*** Opening of EXTRACTED RECORDS ***

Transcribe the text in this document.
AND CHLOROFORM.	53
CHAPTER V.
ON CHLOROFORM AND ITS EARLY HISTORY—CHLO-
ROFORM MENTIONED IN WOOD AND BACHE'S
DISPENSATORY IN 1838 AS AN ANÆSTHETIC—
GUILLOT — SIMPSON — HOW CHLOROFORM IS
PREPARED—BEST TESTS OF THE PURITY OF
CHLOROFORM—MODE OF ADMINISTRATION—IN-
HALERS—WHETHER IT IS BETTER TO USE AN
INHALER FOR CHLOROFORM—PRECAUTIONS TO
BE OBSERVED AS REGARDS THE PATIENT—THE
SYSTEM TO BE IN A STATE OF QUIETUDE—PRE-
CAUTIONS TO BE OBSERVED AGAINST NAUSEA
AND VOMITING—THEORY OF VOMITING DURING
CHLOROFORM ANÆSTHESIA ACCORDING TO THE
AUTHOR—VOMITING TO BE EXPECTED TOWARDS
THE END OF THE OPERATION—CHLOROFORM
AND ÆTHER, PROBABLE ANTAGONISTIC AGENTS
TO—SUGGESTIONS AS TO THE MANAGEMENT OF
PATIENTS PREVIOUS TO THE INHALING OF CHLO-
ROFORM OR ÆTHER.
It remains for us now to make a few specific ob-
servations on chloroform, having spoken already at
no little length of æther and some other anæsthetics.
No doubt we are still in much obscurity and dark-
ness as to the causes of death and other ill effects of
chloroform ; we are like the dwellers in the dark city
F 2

*** Close of EXTRACTED RECORDS ***

_TO DO_
Write out all the entries once more, exactly.

_WRITTEN ANSWER_
Transcribe the text in this document.
AND CHLOROFORM.	53
CHAPTER V.
ON CHLOROFORM AND ITS EARLY HISTORY—CHLO-
ROFORM MENTIONED IN WOOD AND BACHE'S
DISPENSATORY IN 1838 AS AN ANÆSTHETIC—
GUILLOT — SIMPSON — HOW CHLOROFORM IS
PREPARED—BEST TESTS OF THE PURITY OF
CHLOROFORM—MODE OF ADMINISTRATION—IN-
HALERS—WHETHER IT IS BETTER TO USE AN
INHALER FOR CHLOROFORM—PRECAUTIONS TO
BE OBSERVED AS REGARDS THE PATIENT—THE
SYSTEM TO BE IN A STATE OF QUIETUDE—PRE-
CAUTIONS TO BE OBSERVED AGAINST NAUSEA
AND VOMITING—THEORY OF VOMITING DURING
CHLOROFORM ANÆSTHESIA ACCORDING TO THE
AUTHOR—VOMITING TO BE EXPECTED TOWARDS
THE END OF THE OPERATION—CHLOROFORM
AND ÆTHER, PROBABLE ANTAGONISTIC AGENTS
TO—SUGGESTIONS AS TO THE MANAGEMENT OF
PATIENTS PREVIOUS TO THE INHALING OF CHLO-
ROFORM OR ÆTHER.
It remains for us now to make a few specific ob-
servations on chloroform, having spoken already at
no little length of æther and some other anæsthetics.
No doubt we are still in much obscurity and dark-
ness as to the causes of death and other ill effects of
chloroform ; we are like the dwellers in the dark city
F 2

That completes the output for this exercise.